= Exercise directions =
Extract every record, keeping each one exactly as it is.

==== Material

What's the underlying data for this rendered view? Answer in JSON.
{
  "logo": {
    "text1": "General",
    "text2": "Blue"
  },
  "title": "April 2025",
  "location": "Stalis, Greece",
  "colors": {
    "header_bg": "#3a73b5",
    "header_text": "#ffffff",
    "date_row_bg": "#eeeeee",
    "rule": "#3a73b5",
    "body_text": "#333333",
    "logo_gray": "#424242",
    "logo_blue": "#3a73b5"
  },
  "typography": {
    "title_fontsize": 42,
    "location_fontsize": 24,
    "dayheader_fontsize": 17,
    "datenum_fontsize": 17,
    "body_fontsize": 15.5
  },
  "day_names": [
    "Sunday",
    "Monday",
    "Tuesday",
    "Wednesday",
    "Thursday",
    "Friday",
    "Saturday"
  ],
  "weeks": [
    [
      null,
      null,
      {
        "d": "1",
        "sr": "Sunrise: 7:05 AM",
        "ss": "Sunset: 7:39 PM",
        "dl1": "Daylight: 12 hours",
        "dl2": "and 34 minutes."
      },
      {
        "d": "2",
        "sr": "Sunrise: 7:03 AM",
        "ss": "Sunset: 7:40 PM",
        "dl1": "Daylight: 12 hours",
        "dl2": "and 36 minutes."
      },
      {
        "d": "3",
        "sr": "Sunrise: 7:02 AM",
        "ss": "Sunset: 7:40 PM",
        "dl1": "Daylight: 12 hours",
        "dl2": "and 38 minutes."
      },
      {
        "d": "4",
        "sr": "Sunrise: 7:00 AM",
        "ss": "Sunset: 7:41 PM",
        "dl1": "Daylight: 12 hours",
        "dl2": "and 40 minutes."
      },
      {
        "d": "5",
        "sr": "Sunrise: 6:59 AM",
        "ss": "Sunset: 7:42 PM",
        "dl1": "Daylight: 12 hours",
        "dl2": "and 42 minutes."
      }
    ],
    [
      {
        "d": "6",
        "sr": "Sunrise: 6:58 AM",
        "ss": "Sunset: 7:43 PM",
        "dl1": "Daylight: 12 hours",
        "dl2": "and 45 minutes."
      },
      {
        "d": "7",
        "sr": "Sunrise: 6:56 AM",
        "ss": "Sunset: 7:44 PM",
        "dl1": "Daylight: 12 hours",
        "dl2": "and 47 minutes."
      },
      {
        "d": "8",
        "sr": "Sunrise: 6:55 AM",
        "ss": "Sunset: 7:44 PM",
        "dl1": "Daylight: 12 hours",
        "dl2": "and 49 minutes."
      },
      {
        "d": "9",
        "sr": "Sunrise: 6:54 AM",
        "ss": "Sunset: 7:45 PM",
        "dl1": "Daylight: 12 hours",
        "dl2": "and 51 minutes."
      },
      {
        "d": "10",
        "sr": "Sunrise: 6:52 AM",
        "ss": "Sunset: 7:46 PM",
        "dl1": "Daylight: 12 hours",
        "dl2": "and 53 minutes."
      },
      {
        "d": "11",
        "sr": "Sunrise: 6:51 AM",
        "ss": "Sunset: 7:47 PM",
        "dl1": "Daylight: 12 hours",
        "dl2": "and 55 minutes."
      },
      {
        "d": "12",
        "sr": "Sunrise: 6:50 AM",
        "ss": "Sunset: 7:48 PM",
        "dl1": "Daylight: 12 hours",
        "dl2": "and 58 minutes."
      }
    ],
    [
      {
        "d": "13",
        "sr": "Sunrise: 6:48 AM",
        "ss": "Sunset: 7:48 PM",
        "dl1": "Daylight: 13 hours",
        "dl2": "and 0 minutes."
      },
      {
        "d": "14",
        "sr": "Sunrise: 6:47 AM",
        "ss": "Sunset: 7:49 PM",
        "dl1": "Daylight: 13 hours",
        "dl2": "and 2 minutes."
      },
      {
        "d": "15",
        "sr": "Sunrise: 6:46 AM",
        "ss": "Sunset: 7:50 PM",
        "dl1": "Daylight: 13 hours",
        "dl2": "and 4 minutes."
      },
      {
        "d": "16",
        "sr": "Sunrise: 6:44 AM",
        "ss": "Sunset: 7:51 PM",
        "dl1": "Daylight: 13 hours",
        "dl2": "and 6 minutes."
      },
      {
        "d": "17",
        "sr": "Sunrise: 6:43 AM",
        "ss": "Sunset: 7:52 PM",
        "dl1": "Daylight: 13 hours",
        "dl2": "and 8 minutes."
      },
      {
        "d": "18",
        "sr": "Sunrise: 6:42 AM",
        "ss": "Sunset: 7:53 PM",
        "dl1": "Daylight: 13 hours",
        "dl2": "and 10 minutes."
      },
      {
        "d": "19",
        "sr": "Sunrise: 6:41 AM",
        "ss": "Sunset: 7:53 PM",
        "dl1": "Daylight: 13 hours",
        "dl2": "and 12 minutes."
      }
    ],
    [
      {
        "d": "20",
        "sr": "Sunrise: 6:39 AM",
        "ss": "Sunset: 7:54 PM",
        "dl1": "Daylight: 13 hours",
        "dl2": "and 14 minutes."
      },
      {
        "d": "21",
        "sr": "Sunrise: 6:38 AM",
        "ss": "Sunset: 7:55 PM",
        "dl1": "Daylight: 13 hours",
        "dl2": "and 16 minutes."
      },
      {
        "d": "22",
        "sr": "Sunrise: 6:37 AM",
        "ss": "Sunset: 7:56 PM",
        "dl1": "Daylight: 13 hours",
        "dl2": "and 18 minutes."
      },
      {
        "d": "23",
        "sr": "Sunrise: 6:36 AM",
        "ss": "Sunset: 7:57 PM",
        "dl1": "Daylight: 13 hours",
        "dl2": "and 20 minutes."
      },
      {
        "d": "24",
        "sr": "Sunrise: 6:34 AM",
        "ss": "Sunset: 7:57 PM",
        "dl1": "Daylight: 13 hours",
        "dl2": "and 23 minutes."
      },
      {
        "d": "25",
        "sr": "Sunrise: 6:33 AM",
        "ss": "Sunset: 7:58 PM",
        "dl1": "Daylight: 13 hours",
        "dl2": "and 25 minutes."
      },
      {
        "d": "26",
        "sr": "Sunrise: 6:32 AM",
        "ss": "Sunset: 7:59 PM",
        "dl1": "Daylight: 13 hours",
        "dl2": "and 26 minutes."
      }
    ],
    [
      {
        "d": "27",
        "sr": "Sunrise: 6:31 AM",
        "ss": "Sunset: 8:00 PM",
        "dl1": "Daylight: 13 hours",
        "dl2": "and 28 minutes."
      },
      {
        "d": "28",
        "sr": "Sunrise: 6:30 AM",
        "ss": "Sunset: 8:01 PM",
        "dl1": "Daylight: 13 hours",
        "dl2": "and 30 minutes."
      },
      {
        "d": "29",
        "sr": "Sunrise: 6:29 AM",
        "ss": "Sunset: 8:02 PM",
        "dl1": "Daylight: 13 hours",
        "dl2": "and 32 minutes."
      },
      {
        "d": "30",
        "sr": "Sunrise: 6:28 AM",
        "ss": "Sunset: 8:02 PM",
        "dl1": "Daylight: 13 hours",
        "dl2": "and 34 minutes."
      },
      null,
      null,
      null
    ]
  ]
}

========

= Reply =
What's the underlying data for this rendered view? Answer in JSON.
{
  "logo": {
    "text1": "General",
    "text2": "Blue"
  },
  "title": "April 2025",
  "location": "Stalis, Greece",
  "colors": {
    "header_bg": "#3a73b5",
    "header_text": "#ffffff",
    "date_row_bg": "#eeeeee",
    "rule": "#3a73b5",
    "body_text": "#333333",
    "logo_gray": "#424242",
    "logo_blue": "#3a73b5"
  },
  "typography": {
    "title_fontsize": 42,
    "location_fontsize": 24,
    "dayheader_fontsize": 17,
    "datenum_fontsize": 17,
    "body_fontsize": 15.5
  },
  "day_names": [
    "Sunday",
    "Monday",
    "Tuesday",
    "Wednesday",
    "Thursday",
    "Friday",
    "Saturday"
  ],
  "weeks": [
    [
      null,
      null,
      {
        "d": "1",
        "sr": "Sunrise: 7:05 AM",
        "ss": "Sunset: 7:39 PM",
        "dl1": "Daylight: 12 hours",
        "dl2": "and 34 minutes."
      },
      {
        "d": "2",
        "sr": "Sunrise: 7:03 AM",
        "ss": "Sunset: 7:40 PM",
        "dl1": "Daylight: 12 hours",
        "dl2": "and 36 minutes."
      },
      {
        "d": "3",
        "sr": "Sunrise: 7:02 AM",
        "ss": "Sunset: 7:40 PM",
        "dl1": "Daylight: 12 hours",
        "dl2": "and 38 minutes."
      },
      {
        "d": "4",
        "sr": "Sunrise: 7:00 AM",
        "ss": "Sunset: 7:41 PM",
        "dl1": "Daylight: 12 hours",
        "dl2": "and 40 minutes."
      },
      {
        "d": "5",
        "sr": "Sunrise: 6:59 AM",
        "ss": "Sunset: 7:42 PM",
        "dl1": "Daylight: 12 hours",
        "dl2": "and 42 minutes."
      }
    ],
    [
      {
        "d": "6",
        "sr": "Sunrise: 6:58 AM",
        "ss": "Sunset: 7:43 PM",
        "dl1": "Daylight: 12 hours",
        "dl2": "and 45 minutes."
      },
      {
        "d": "7",
        "sr": "Sunrise: 6:56 AM",
        "ss": "Sunset: 7:44 PM",
        "dl1": "Daylight: 12 hours",
        "dl2": "and 47 minutes."
      },
      {
        "d": "8",
        "sr": "Sunrise: 6:55 AM",
        "ss": "Sunset: 7:44 PM",
        "dl1": "Daylight: 12 hours",
        "dl2": "and 49 minutes."
      },
      {
        "d": "9",
        "sr": "Sunrise: 6:54 AM",
        "ss": "Sunset: 7:45 PM",
        "dl1": "Daylight: 12 hours",
        "dl2": "and 51 minutes."
      },
      {
        "d": "10",
        "sr": "Sunrise: 6:52 AM",
        "ss": "Sunset: 7:46 PM",
        "dl1": "Daylight: 12 hours",
        "dl2": "and 53 minutes."
      },
      {
        "d": "11",
        "sr": "Sunrise: 6:51 AM",
        "ss": "Sunset: 7:47 PM",
        "dl1": "Daylight: 12 hours",
        "dl2": "and 55 minutes."
      },
      {
        "d": "12",
        "sr": "Sunrise: 6:50 AM",
        "ss": "Sunset: 7:48 PM",
        "dl1": "Daylight: 12 hours",
        "dl2": "and 58 minutes."
      }
    ],
    [
      {
        "d": "13",
        "sr": "Sunrise: 6:48 AM",
        "ss": "Sunset: 7:48 PM",
        "dl1": "Daylight: 13 hours",
        "dl2": "and 0 minutes."
      },
      {
        "d": "14",
        "sr": "Sunrise: 6:47 AM",
        "ss": "Sunset: 7:49 PM",
        "dl1": "Daylight: 13 hours",
        "dl2": "and 2 minutes."
      },
      {
        "d": "15",
        "sr": "Sunrise: 6:46 AM",
        "ss": "Sunset: 7:50 PM",
        "dl1": "Daylight: 13 hours",
        "dl2": "and 4 minutes."
      },
      {
        "d": "16",
        "sr": "Sunrise: 6:44 AM",
        "ss": "Sunset: 7:51 PM",
        "dl1": "Daylight: 13 hours",
        "dl2": "and 6 minutes."
      },
      {
        "d": "17",
        "sr": "Sunrise: 6:43 AM",
        "ss": "Sunset: 7:52 PM",
        "dl1": "Daylight: 13 hours",
        "dl2": "and 8 minutes."
      },
      {
        "d": "18",
        "sr": "Sunrise: 6:42 AM",
        "ss": "Sunset: 7:53 PM",
        "dl1": "Daylight: 13 hours",
        "dl2": "and 10 minutes."
      },
      {
        "d": "19",
        "sr": "Sunrise: 6:41 AM",
        "ss": "Sunset: 7:53 PM",
        "dl1": "Daylight: 13 hours",
        "dl2": "and 12 minutes."
      }
    ],
    [
      {
        "d": "20",
        "sr": "Sunrise: 6:39 AM",
        "ss": "Sunset: 7:54 PM",
        "dl1": "Daylight: 13 hours",
        "dl2": "and 14 minutes."
      },
      {
        "d": "21",
        "sr": "Sunrise: 6:38 AM",
        "ss": "Sunset: 7:55 PM",
        "dl1": "Daylight: 13 hours",
        "dl2": "and 16 minutes."
      },
      {
        "d": "22",
        "sr": "Sunrise: 6:37 AM",
        "ss": "Sunset: 7:56 PM",
        "dl1": "Daylight: 13 hours",
        "dl2": "and 18 minutes."
      },
      {
        "d": "23",
        "sr": "Sunrise: 6:36 AM",
        "ss": "Sunset: 7:57 PM",
        "dl1": "Daylight: 13 hours",
        "dl2": "and 20 minutes."
      },
      {
        "d": "24",
        "sr": "Sunrise: 6:34 AM",
        "ss": "Sunset: 7:57 PM",
        "dl1": "Daylight: 13 hours",
        "dl2": "and 23 minutes."
      },
      {
        "d": "25",
        "sr": "Sunrise: 6:33 AM",
        "ss": "Sunset: 7:58 PM",
        "dl1": "Daylight: 13 hours",
        "dl2": "and 25 minutes."
      },
      {
        "d": "26",
        "sr": "Sunrise: 6:32 AM",
        "ss": "Sunset: 7:59 PM",
        "dl1": "Daylight: 13 hours",
        "dl2": "and 26 minutes."
      }
    ],
    [
      {
        "d": "27",
        "sr": "Sunrise: 6:31 AM",
        "ss": "Sunset: 8:00 PM",
        "dl1": "Daylight: 13 hours",
        "dl2": "and 28 minutes."
      },
      {
        "d": "28",
        "sr": "Sunrise: 6:30 AM",
        "ss": "Sunset: 8:01 PM",
        "dl1": "Daylight: 13 hours",
        "dl2": "and 30 minutes."
      },
      {
        "d": "29",
        "sr": "Sunrise: 6:29 AM",
        "ss": "Sunset: 8:02 PM",
        "dl1": "Daylight: 13 hours",
        "dl2": "and 32 minutes."
      },
      {
        "d": "30",
        "sr": "Sunrise: 6:28 AM",
        "ss": "Sunset: 8:02 PM",
        "dl1": "Daylight: 13 hours",
        "dl2": "and 34 minutes."
      },
      null,
      null,
      null
    ]
  ]
}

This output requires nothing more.